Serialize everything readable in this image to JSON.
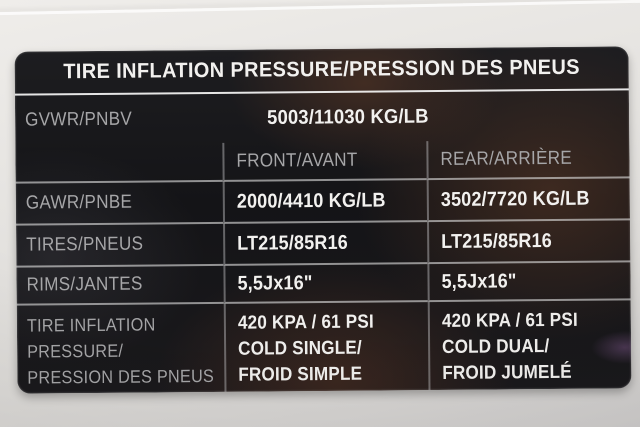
{
  "colors": {
    "placard_bg": "#141417",
    "dim_text": "#a6a6a8",
    "value_text": "#f2f1ef",
    "line": "#dedede",
    "panel_bg": "#e3e1de",
    "reflection_brown": "#6e4630"
  },
  "placard": {
    "title": "TIRE INFLATION PRESSURE/PRESSION DES PNEUS",
    "gvwr": {
      "label": "GVWR/PNBV",
      "value": "5003/11030 KG/LB"
    },
    "columns": {
      "front": "FRONT/AVANT",
      "rear": "REAR/ARRIÈRE"
    },
    "gawr": {
      "label": "GAWR/PNBE",
      "front": "2000/4410 KG/LB",
      "rear": "3502/7720 KG/LB"
    },
    "tires": {
      "label": "TIRES/PNEUS",
      "front": "LT215/85R16",
      "rear": "LT215/85R16"
    },
    "rims": {
      "label": "RIMS/JANTES",
      "front": "5,5Jx16\"",
      "rear": "5,5Jx16\""
    },
    "pressure": {
      "label_lines": [
        "TIRE INFLATION",
        "PRESSURE/",
        "PRESSION DES PNEUS"
      ],
      "front_lines": [
        "420 KPA / 61 PSI",
        "COLD SINGLE/",
        "FROID SIMPLE"
      ],
      "rear_lines": [
        "420 KPA / 61 PSI",
        "COLD DUAL/",
        "FROID JUMELÉ"
      ]
    }
  }
}
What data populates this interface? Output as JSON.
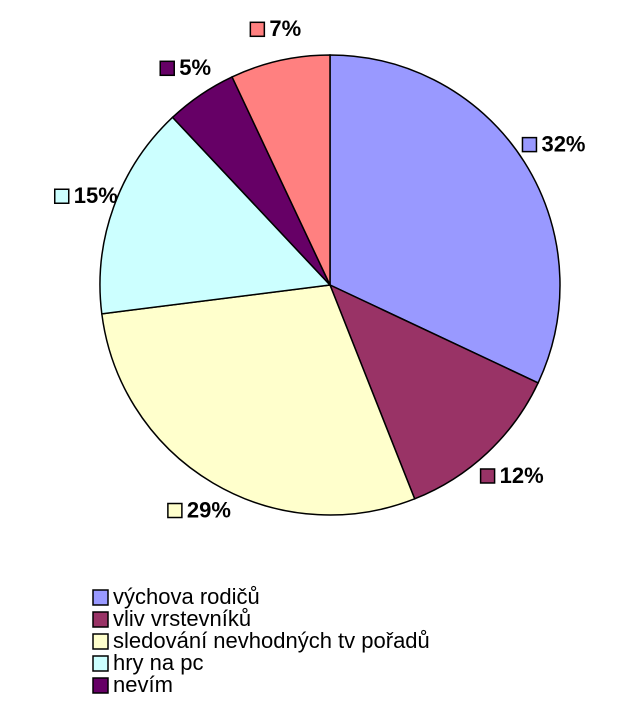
{
  "chart_data": {
    "type": "pie",
    "categories": [
      "výchova rodičů",
      "vliv vrstevníků",
      "sledování nevhodných tv pořadů",
      "hry na pc",
      "nevím",
      null
    ],
    "values": [
      32,
      12,
      29,
      15,
      5,
      7
    ],
    "value_labels": [
      "32%",
      "12%",
      "29%",
      "15%",
      "5%",
      "7%"
    ],
    "colors": [
      "#9999ff",
      "#993366",
      "#ffffcc",
      "#ccffff",
      "#660066",
      "#ff8080"
    ],
    "legend": "bottom"
  }
}
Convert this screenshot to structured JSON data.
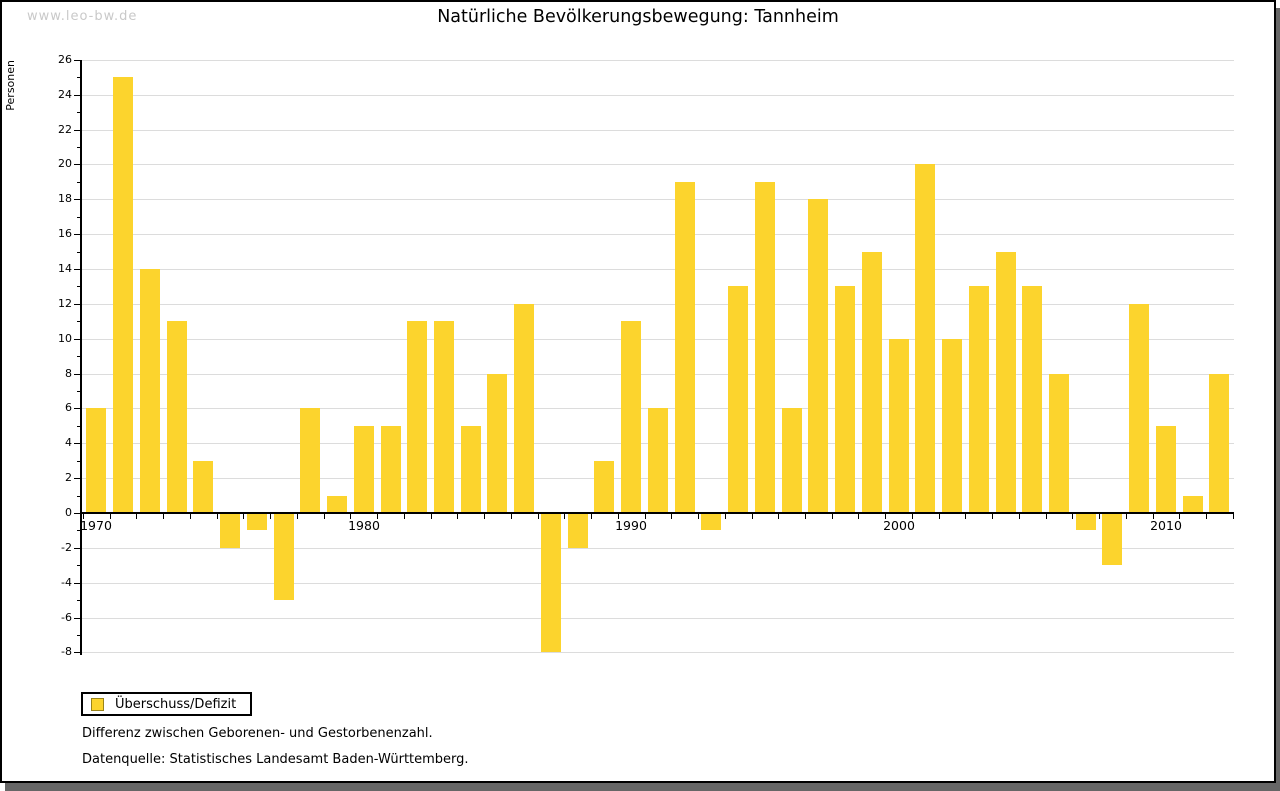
{
  "page": {
    "watermark": "www.leo-bw.de"
  },
  "chart_data": {
    "type": "bar",
    "title": "Natürliche Bevölkerungsbewegung: Tannheim",
    "xlabel": "",
    "ylabel": "Personen",
    "ylim": [
      -8,
      26
    ],
    "ytick_step": 2,
    "grid": true,
    "legend_position": "bottom-left",
    "series_label": "Überschuss/Defizit",
    "categories": [
      1970,
      1971,
      1972,
      1973,
      1974,
      1975,
      1976,
      1977,
      1978,
      1979,
      1980,
      1981,
      1982,
      1983,
      1984,
      1985,
      1986,
      1987,
      1988,
      1989,
      1990,
      1991,
      1992,
      1993,
      1994,
      1995,
      1996,
      1997,
      1998,
      1999,
      2000,
      2001,
      2002,
      2003,
      2004,
      2005,
      2006,
      2007,
      2008,
      2009,
      2010,
      2011,
      2012
    ],
    "values": [
      6,
      25,
      14,
      11,
      3,
      -2,
      -1,
      -5,
      6,
      1,
      5,
      5,
      11,
      11,
      5,
      8,
      12,
      -8,
      -2,
      3,
      11,
      6,
      19,
      -1,
      13,
      19,
      6,
      18,
      13,
      15,
      10,
      20,
      10,
      13,
      15,
      13,
      8,
      -1,
      -3,
      12,
      5,
      1,
      8
    ],
    "xticks_labeled": [
      1970,
      1980,
      1990,
      2000,
      2010
    ],
    "colors": {
      "bar": "#fcd42d",
      "legend_swatch_border": "#9a8419",
      "grid": "#dcdcdc",
      "axis": "#000000",
      "shadow": "#666666",
      "watermark": "#c9c9c9"
    }
  },
  "legend": {
    "label": "Überschuss/Defizit"
  },
  "footer": {
    "line1": "Differenz zwischen Geborenen- und Gestorbenenzahl.",
    "line2": "Datenquelle: Statistisches Landesamt Baden-Württemberg."
  }
}
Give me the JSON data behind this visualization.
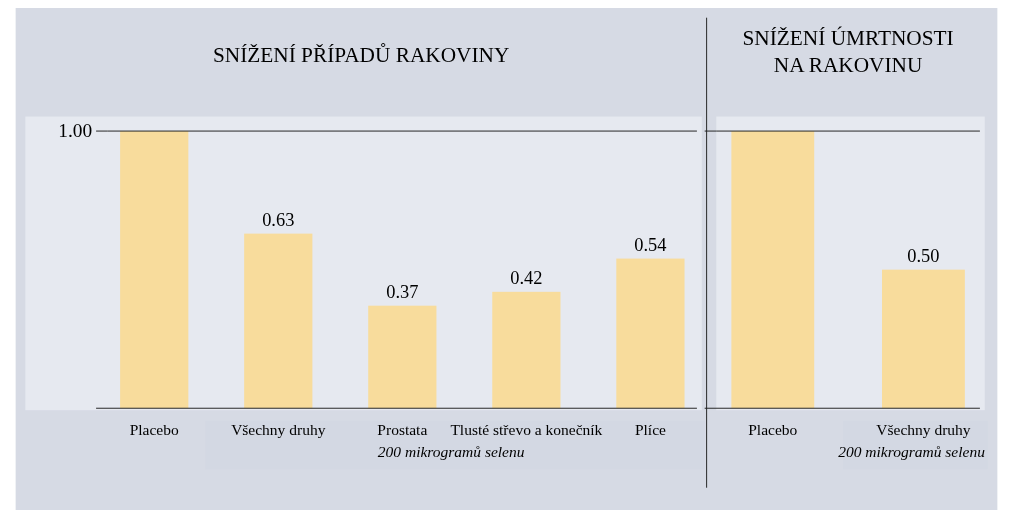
{
  "chart_data": [
    {
      "type": "bar",
      "title": "SNÍŽENÍ PŘÍPADŮ RAKOVINY",
      "categories": [
        "Placebo",
        "Všechny druhy",
        "Prostata",
        "Tlusté střevo a konečník",
        "Plíce"
      ],
      "values": [
        1.0,
        0.63,
        0.37,
        0.42,
        0.54
      ],
      "value_labels": [
        null,
        "0.63",
        "0.37",
        "0.42",
        "0.54"
      ],
      "color": "#f8dc9c",
      "ylim": [
        0,
        1
      ],
      "yticks": [
        {
          "value": 1,
          "label": "1.00"
        }
      ],
      "ref_lines": [
        {
          "axis": "y",
          "value": 1
        }
      ],
      "annotations": [
        "200 mikrogramů selenu"
      ]
    },
    {
      "type": "bar",
      "title": "SNÍŽENÍ ÚMRTNOSTI NA RAKOVINU",
      "categories": [
        "Placebo",
        "Všechny druhy"
      ],
      "values": [
        1.0,
        0.5
      ],
      "value_labels": [
        null,
        "0.50"
      ],
      "color": "#f8dc9c",
      "ylim": [
        0,
        1
      ],
      "yticks": [
        {
          "value": 1,
          "label": null
        }
      ],
      "ref_lines": [
        {
          "axis": "y",
          "value": 1
        }
      ],
      "tick_labels": "x",
      "annotations": [
        "200 mikrogramů selenu"
      ]
    }
  ]
}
☆ ☆ ☆
- **Goal of the exercise**
Above are records to transcribe exactly; leave their pictures out.

- **The result**
Serialize everything readable in this image to JSON.
{
  "colors": {
    "placard_bg": "#141417",
    "dim_text": "#a6a6a8",
    "value_text": "#f2f1ef",
    "line": "#dedede",
    "panel_bg": "#e3e1de",
    "reflection_brown": "#6e4630"
  },
  "placard": {
    "title": "TIRE INFLATION PRESSURE/PRESSION DES PNEUS",
    "gvwr": {
      "label": "GVWR/PNBV",
      "value": "5003/11030 KG/LB"
    },
    "columns": {
      "front": "FRONT/AVANT",
      "rear": "REAR/ARRIÈRE"
    },
    "gawr": {
      "label": "GAWR/PNBE",
      "front": "2000/4410 KG/LB",
      "rear": "3502/7720 KG/LB"
    },
    "tires": {
      "label": "TIRES/PNEUS",
      "front": "LT215/85R16",
      "rear": "LT215/85R16"
    },
    "rims": {
      "label": "RIMS/JANTES",
      "front": "5,5Jx16\"",
      "rear": "5,5Jx16\""
    },
    "pressure": {
      "label_lines": [
        "TIRE INFLATION",
        "PRESSURE/",
        "PRESSION DES PNEUS"
      ],
      "front_lines": [
        "420 KPA / 61 PSI",
        "COLD SINGLE/",
        "FROID SIMPLE"
      ],
      "rear_lines": [
        "420 KPA / 61 PSI",
        "COLD DUAL/",
        "FROID JUMELÉ"
      ]
    }
  }
}
What data populates this interface? Output as JSON.
{
  "chart_data": {
    "type": "pie",
    "categories": [
      "výchova rodičů",
      "vliv vrstevníků",
      "sledování nevhodných tv pořadů",
      "hry na pc",
      "nevím",
      null
    ],
    "values": [
      32,
      12,
      29,
      15,
      5,
      7
    ],
    "value_labels": [
      "32%",
      "12%",
      "29%",
      "15%",
      "5%",
      "7%"
    ],
    "colors": [
      "#9999ff",
      "#993366",
      "#ffffcc",
      "#ccffff",
      "#660066",
      "#ff8080"
    ],
    "legend": "bottom"
  }
}
Convert this screenshot to structured JSON data.
{
  "page": {
    "watermark": "www.leo-bw.de"
  },
  "chart_data": {
    "type": "bar",
    "title": "Natürliche Bevölkerungsbewegung: Tannheim",
    "xlabel": "",
    "ylabel": "Personen",
    "ylim": [
      -8,
      26
    ],
    "ytick_step": 2,
    "grid": true,
    "legend_position": "bottom-left",
    "series_label": "Überschuss/Defizit",
    "categories": [
      1970,
      1971,
      1972,
      1973,
      1974,
      1975,
      1976,
      1977,
      1978,
      1979,
      1980,
      1981,
      1982,
      1983,
      1984,
      1985,
      1986,
      1987,
      1988,
      1989,
      1990,
      1991,
      1992,
      1993,
      1994,
      1995,
      1996,
      1997,
      1998,
      1999,
      2000,
      2001,
      2002,
      2003,
      2004,
      2005,
      2006,
      2007,
      2008,
      2009,
      2010,
      2011,
      2012
    ],
    "values": [
      6,
      25,
      14,
      11,
      3,
      -2,
      -1,
      -5,
      6,
      1,
      5,
      5,
      11,
      11,
      5,
      8,
      12,
      -8,
      -2,
      3,
      11,
      6,
      19,
      -1,
      13,
      19,
      6,
      18,
      13,
      15,
      10,
      20,
      10,
      13,
      15,
      13,
      8,
      -1,
      -3,
      12,
      5,
      1,
      8
    ],
    "xticks_labeled": [
      1970,
      1980,
      1990,
      2000,
      2010
    ],
    "colors": {
      "bar": "#fcd42d",
      "legend_swatch_border": "#9a8419",
      "grid": "#dcdcdc",
      "axis": "#000000",
      "shadow": "#666666",
      "watermark": "#c9c9c9"
    }
  },
  "legend": {
    "label": "Überschuss/Defizit"
  },
  "footer": {
    "line1": "Differenz zwischen Geborenen- und Gestorbenenzahl.",
    "line2": "Datenquelle: Statistisches Landesamt Baden-Württemberg."
  }
}
Give me the JSON data behind this visualization.
{
  "chart_data": [
    {
      "type": "bar",
      "title": "SNÍŽENÍ PŘÍPADŮ RAKOVINY",
      "categories": [
        "Placebo",
        "Všechny druhy",
        "Prostata",
        "Tlusté střevo a konečník",
        "Plíce"
      ],
      "values": [
        1.0,
        0.63,
        0.37,
        0.42,
        0.54
      ],
      "value_labels": [
        null,
        "0.63",
        "0.37",
        "0.42",
        "0.54"
      ],
      "color": "#f8dc9c",
      "ylim": [
        0,
        1
      ],
      "yticks": [
        {
          "value": 1,
          "label": "1.00"
        }
      ],
      "ref_lines": [
        {
          "axis": "y",
          "value": 1
        }
      ],
      "annotations": [
        "200 mikrogramů selenu"
      ]
    },
    {
      "type": "bar",
      "title": "SNÍŽENÍ ÚMRTNOSTI NA RAKOVINU",
      "categories": [
        "Placebo",
        "Všechny druhy"
      ],
      "values": [
        1.0,
        0.5
      ],
      "value_labels": [
        null,
        "0.50"
      ],
      "color": "#f8dc9c",
      "ylim": [
        0,
        1
      ],
      "yticks": [
        {
          "value": 1,
          "label": null
        }
      ],
      "ref_lines": [
        {
          "axis": "y",
          "value": 1
        }
      ],
      "tick_labels": "x",
      "annotations": [
        "200 mikrogramů selenu"
      ]
    }
  ]
}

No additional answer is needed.